:: Task goal ::
Where the data below has the string "ffffff", return the whole line.

(Data records)
>> BEGIN

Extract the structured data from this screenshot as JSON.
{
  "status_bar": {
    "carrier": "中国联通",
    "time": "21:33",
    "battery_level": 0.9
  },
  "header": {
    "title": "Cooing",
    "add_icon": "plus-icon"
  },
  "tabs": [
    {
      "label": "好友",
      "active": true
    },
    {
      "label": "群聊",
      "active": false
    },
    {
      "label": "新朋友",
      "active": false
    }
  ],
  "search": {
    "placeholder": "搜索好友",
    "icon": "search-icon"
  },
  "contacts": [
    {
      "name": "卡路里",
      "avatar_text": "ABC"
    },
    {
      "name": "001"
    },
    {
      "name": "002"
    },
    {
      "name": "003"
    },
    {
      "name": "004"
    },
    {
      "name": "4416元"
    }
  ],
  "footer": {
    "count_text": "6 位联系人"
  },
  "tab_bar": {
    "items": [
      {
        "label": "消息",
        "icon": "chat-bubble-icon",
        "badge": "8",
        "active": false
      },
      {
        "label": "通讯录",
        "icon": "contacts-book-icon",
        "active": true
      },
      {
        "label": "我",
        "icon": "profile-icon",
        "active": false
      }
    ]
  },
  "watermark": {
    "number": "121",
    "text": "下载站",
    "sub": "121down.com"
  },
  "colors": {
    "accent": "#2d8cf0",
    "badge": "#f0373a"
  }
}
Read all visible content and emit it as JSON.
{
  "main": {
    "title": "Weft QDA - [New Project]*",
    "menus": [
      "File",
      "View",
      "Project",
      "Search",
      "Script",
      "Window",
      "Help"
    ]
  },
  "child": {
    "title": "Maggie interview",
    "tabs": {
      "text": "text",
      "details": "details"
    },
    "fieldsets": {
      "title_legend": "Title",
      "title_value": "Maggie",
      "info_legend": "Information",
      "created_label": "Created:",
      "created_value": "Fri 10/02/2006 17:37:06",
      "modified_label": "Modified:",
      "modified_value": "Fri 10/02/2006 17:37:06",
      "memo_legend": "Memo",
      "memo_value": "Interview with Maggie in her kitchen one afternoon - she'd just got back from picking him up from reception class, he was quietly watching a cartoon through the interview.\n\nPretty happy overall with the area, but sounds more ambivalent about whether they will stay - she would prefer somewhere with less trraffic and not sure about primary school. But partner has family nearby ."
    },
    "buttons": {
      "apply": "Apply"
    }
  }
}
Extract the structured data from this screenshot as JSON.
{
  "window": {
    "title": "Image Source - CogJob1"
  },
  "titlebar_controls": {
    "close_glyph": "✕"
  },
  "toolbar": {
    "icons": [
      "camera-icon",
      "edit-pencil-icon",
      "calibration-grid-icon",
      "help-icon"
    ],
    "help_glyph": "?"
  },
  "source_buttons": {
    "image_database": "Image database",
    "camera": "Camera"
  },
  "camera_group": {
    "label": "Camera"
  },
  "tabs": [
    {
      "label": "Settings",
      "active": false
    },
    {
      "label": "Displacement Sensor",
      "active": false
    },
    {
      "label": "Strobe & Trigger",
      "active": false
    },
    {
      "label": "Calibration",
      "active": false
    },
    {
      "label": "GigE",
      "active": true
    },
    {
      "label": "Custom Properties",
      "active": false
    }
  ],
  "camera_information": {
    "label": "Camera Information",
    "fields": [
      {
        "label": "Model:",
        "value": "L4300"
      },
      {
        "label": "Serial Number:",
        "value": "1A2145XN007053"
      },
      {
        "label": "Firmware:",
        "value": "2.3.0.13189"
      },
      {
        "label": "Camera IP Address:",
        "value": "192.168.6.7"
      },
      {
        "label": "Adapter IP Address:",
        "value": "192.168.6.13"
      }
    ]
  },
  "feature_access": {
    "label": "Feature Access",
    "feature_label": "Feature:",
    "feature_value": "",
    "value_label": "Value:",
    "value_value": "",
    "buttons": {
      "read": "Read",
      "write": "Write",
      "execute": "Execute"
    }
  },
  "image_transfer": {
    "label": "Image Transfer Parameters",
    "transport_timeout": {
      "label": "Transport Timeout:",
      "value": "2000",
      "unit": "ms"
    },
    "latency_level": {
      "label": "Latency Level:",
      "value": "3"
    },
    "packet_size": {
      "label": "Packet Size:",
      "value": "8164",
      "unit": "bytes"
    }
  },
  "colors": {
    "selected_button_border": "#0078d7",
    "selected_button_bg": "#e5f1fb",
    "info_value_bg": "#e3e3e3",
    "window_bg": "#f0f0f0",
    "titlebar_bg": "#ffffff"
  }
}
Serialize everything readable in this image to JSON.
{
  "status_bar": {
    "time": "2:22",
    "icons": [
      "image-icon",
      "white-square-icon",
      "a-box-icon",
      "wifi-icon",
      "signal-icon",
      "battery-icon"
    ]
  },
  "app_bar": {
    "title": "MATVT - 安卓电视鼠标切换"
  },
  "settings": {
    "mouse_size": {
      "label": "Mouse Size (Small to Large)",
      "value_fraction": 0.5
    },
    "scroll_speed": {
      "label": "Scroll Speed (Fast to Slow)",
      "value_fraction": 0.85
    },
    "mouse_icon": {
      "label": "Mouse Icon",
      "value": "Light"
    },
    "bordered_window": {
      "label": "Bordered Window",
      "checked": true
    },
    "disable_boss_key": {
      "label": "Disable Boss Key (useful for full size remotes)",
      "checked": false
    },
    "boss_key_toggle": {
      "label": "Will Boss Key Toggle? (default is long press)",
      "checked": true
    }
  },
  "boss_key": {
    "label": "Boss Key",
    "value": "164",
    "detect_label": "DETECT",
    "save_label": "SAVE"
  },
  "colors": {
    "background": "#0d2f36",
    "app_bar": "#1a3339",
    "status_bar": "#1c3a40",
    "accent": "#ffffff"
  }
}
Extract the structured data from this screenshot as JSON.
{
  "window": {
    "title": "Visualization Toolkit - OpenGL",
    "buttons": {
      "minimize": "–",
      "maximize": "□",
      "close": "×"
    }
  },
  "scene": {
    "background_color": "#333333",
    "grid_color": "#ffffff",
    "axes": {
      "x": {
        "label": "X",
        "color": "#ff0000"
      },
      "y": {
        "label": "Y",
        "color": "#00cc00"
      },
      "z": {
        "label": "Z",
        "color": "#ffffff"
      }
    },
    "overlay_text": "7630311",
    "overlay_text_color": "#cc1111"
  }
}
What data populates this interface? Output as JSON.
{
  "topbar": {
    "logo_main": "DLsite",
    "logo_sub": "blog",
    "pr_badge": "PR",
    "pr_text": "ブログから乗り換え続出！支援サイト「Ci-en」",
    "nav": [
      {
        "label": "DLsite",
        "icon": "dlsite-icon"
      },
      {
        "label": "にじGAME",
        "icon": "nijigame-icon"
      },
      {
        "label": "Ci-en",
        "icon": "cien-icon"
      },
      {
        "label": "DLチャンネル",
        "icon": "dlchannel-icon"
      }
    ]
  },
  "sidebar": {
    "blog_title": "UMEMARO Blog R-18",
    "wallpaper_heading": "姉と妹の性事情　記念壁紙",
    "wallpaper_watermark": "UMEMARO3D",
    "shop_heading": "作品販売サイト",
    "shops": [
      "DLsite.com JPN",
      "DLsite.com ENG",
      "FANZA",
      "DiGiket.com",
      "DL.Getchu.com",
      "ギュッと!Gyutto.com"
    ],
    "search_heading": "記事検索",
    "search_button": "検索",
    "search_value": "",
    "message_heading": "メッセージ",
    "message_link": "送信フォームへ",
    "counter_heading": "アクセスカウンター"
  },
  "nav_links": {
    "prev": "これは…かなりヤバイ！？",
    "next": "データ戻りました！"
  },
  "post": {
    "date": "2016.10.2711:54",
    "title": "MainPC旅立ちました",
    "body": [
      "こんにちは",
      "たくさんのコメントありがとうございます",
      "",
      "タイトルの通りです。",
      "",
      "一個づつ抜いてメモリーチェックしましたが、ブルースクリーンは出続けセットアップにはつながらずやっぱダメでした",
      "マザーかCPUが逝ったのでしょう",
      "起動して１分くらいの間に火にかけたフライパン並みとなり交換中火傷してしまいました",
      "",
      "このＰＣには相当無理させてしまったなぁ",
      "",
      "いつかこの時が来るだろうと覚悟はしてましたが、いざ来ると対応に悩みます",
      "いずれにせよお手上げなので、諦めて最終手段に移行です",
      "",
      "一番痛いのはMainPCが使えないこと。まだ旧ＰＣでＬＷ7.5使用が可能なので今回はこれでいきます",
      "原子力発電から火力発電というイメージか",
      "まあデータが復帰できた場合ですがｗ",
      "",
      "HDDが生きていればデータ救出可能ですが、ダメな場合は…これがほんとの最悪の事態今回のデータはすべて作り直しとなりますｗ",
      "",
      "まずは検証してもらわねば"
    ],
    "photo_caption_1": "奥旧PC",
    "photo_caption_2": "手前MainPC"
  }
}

>> END

:: Worked solution ::
    "titlebar_bg": "#ffffff"
    "accent": "#ffffff"
    "grid_color": "#ffffff",
        "color": "#ffffff"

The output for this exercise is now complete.